• _Your instructions_:
Your task is to restate the data word for word.

Lines of data
• • • • •
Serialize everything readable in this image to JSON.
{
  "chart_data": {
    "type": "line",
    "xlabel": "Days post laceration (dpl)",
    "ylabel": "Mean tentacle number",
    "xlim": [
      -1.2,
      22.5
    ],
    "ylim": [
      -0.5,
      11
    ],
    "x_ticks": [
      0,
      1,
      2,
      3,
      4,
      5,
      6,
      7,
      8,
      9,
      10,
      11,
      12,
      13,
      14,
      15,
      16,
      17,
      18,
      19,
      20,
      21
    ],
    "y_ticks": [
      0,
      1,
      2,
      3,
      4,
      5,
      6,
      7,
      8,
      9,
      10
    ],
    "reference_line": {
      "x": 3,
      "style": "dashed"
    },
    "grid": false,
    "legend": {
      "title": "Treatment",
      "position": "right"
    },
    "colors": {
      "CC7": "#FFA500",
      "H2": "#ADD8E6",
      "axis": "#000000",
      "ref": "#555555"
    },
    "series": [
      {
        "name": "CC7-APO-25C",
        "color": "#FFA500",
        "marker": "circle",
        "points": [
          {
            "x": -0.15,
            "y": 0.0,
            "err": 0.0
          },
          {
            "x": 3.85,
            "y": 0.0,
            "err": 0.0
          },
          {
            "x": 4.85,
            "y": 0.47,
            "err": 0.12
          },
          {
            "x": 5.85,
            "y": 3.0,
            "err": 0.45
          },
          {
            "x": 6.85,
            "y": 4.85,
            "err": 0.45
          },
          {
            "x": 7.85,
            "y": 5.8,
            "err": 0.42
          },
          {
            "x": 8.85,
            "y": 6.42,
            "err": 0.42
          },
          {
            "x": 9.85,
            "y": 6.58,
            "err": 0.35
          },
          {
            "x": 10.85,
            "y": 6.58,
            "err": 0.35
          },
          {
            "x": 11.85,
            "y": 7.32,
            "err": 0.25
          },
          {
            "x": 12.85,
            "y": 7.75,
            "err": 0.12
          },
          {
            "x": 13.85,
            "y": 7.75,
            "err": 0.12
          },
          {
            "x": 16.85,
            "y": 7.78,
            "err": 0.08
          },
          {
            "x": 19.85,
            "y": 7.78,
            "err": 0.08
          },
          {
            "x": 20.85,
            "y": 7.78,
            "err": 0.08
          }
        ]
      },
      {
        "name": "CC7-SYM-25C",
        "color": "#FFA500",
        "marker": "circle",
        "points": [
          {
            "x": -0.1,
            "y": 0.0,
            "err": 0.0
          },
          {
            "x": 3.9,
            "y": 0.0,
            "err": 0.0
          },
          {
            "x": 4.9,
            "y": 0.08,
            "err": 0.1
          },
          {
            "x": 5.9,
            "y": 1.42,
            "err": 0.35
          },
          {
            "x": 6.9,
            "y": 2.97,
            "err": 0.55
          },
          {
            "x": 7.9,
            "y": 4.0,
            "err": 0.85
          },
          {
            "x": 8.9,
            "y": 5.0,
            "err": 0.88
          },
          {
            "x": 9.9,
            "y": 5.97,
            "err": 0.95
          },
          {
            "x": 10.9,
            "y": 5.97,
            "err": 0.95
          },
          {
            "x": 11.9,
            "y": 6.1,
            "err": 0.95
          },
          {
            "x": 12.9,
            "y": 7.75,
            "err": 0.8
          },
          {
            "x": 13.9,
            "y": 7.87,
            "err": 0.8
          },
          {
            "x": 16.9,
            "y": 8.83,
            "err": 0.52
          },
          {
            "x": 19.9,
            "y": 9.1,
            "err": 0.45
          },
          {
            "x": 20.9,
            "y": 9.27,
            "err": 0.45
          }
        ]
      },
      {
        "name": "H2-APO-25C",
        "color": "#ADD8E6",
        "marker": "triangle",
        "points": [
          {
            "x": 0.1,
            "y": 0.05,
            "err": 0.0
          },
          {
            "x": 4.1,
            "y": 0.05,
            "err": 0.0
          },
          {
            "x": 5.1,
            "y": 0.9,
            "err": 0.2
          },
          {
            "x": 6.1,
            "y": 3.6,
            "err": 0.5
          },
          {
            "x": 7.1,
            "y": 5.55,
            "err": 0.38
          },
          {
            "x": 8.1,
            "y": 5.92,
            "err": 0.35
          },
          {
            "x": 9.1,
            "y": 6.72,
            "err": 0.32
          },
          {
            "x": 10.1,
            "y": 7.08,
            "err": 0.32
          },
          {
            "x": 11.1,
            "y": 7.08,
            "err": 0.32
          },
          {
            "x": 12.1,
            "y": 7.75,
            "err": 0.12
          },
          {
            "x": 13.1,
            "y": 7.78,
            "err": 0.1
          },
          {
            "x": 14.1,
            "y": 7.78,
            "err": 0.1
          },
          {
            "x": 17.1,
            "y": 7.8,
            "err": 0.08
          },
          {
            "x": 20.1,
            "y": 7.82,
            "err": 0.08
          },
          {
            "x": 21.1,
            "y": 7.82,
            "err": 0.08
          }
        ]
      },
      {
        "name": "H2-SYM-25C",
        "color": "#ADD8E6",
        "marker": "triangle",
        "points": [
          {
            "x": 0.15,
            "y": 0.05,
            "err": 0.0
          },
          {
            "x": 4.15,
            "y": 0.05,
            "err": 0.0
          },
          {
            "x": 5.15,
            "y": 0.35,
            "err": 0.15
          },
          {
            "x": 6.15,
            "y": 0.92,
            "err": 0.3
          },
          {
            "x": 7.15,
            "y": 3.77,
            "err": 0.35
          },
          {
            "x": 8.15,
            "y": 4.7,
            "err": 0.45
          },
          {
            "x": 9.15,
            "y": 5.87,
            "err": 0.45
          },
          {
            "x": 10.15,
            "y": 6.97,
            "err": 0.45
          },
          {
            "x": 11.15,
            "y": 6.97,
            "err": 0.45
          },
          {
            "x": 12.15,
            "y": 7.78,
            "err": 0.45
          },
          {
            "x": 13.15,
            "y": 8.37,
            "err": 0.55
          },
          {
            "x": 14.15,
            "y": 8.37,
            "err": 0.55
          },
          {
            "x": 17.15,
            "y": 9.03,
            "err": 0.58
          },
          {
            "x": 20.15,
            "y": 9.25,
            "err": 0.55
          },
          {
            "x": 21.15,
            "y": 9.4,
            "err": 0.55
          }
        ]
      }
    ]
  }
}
• • • • •
• _Correct response_:
Serialize everything readable in this image to JSON.
{
  "chart_data": {
    "type": "line",
    "xlabel": "Days post laceration (dpl)",
    "ylabel": "Mean tentacle number",
    "xlim": [
      -1.2,
      22.5
    ],
    "ylim": [
      -0.5,
      11
    ],
    "x_ticks": [
      0,
      1,
      2,
      3,
      4,
      5,
      6,
      7,
      8,
      9,
      10,
      11,
      12,
      13,
      14,
      15,
      16,
      17,
      18,
      19,
      20,
      21
    ],
    "y_ticks": [
      0,
      1,
      2,
      3,
      4,
      5,
      6,
      7,
      8,
      9,
      10
    ],
    "reference_line": {
      "x": 3,
      "style": "dashed"
    },
    "grid": false,
    "legend": {
      "title": "Treatment",
      "position": "right"
    },
    "colors": {
      "CC7": "#FFA500",
      "H2": "#ADD8E6",
      "axis": "#000000",
      "ref": "#555555"
    },
    "series": [
      {
        "name": "CC7-APO-25C",
        "color": "#FFA500",
        "marker": "circle",
        "points": [
          {
            "x": -0.15,
            "y": 0.0,
            "err": 0.0
          },
          {
            "x": 3.85,
            "y": 0.0,
            "err": 0.0
          },
          {
            "x": 4.85,
            "y": 0.47,
            "err": 0.12
          },
          {
            "x": 5.85,
            "y": 3.0,
            "err": 0.45
          },
          {
            "x": 6.85,
            "y": 4.85,
            "err": 0.45
          },
          {
            "x": 7.85,
            "y": 5.8,
            "err": 0.42
          },
          {
            "x": 8.85,
            "y": 6.42,
            "err": 0.42
          },
          {
            "x": 9.85,
            "y": 6.58,
            "err": 0.35
          },
          {
            "x": 10.85,
            "y": 6.58,
            "err": 0.35
          },
          {
            "x": 11.85,
            "y": 7.32,
            "err": 0.25
          },
          {
            "x": 12.85,
            "y": 7.75,
            "err": 0.12
          },
          {
            "x": 13.85,
            "y": 7.75,
            "err": 0.12
          },
          {
            "x": 16.85,
            "y": 7.78,
            "err": 0.08
          },
          {
            "x": 19.85,
            "y": 7.78,
            "err": 0.08
          },
          {
            "x": 20.85,
            "y": 7.78,
            "err": 0.08
          }
        ]
      },
      {
        "name": "CC7-SYM-25C",
        "color": "#FFA500",
        "marker": "circle",
        "points": [
          {
            "x": -0.1,
            "y": 0.0,
            "err": 0.0
          },
          {
            "x": 3.9,
            "y": 0.0,
            "err": 0.0
          },
          {
            "x": 4.9,
            "y": 0.08,
            "err": 0.1
          },
          {
            "x": 5.9,
            "y": 1.42,
            "err": 0.35
          },
          {
            "x": 6.9,
            "y": 2.97,
            "err": 0.55
          },
          {
            "x": 7.9,
            "y": 4.0,
            "err": 0.85
          },
          {
            "x": 8.9,
            "y": 5.0,
            "err": 0.88
          },
          {
            "x": 9.9,
            "y": 5.97,
            "err": 0.95
          },
          {
            "x": 10.9,
            "y": 5.97,
            "err": 0.95
          },
          {
            "x": 11.9,
            "y": 6.1,
            "err": 0.95
          },
          {
            "x": 12.9,
            "y": 7.75,
            "err": 0.8
          },
          {
            "x": 13.9,
            "y": 7.87,
            "err": 0.8
          },
          {
            "x": 16.9,
            "y": 8.83,
            "err": 0.52
          },
          {
            "x": 19.9,
            "y": 9.1,
            "err": 0.45
          },
          {
            "x": 20.9,
            "y": 9.27,
            "err": 0.45
          }
        ]
      },
      {
        "name": "H2-APO-25C",
        "color": "#ADD8E6",
        "marker": "triangle",
        "points": [
          {
            "x": 0.1,
            "y": 0.05,
            "err": 0.0
          },
          {
            "x": 4.1,
            "y": 0.05,
            "err": 0.0
          },
          {
            "x": 5.1,
            "y": 0.9,
            "err": 0.2
          },
          {
            "x": 6.1,
            "y": 3.6,
            "err": 0.5
          },
          {
            "x": 7.1,
            "y": 5.55,
            "err": 0.38
          },
          {
            "x": 8.1,
            "y": 5.92,
            "err": 0.35
          },
          {
            "x": 9.1,
            "y": 6.72,
            "err": 0.32
          },
          {
            "x": 10.1,
            "y": 7.08,
            "err": 0.32
          },
          {
            "x": 11.1,
            "y": 7.08,
            "err": 0.32
          },
          {
            "x": 12.1,
            "y": 7.75,
            "err": 0.12
          },
          {
            "x": 13.1,
            "y": 7.78,
            "err": 0.1
          },
          {
            "x": 14.1,
            "y": 7.78,
            "err": 0.1
          },
          {
            "x": 17.1,
            "y": 7.8,
            "err": 0.08
          },
          {
            "x": 20.1,
            "y": 7.82,
            "err": 0.08
          },
          {
            "x": 21.1,
            "y": 7.82,
            "err": 0.08
          }
        ]
      },
      {
        "name": "H2-SYM-25C",
        "color": "#ADD8E6",
        "marker": "triangle",
        "points": [
          {
            "x": 0.15,
            "y": 0.05,
            "err": 0.0
          },
          {
            "x": 4.15,
            "y": 0.05,
            "err": 0.0
          },
          {
            "x": 5.15,
            "y": 0.35,
            "err": 0.15
          },
          {
            "x": 6.15,
            "y": 0.92,
            "err": 0.3
          },
          {
            "x": 7.15,
            "y": 3.77,
            "err": 0.35
          },
          {
            "x": 8.15,
            "y": 4.7,
            "err": 0.45
          },
          {
            "x": 9.15,
            "y": 5.87,
            "err": 0.45
          },
          {
            "x": 10.15,
            "y": 6.97,
            "err": 0.45
          },
          {
            "x": 11.15,
            "y": 6.97,
            "err": 0.45
          },
          {
            "x": 12.15,
            "y": 7.78,
            "err": 0.45
          },
          {
            "x": 13.15,
            "y": 8.37,
            "err": 0.55
          },
          {
            "x": 14.15,
            "y": 8.37,
            "err": 0.55
          },
          {
            "x": 17.15,
            "y": 9.03,
            "err": 0.58
          },
          {
            "x": 20.15,
            "y": 9.25,
            "err": 0.55
          },
          {
            "x": 21.15,
            "y": 9.4,
            "err": 0.55
          }
        ]
      }
    ]
  }
}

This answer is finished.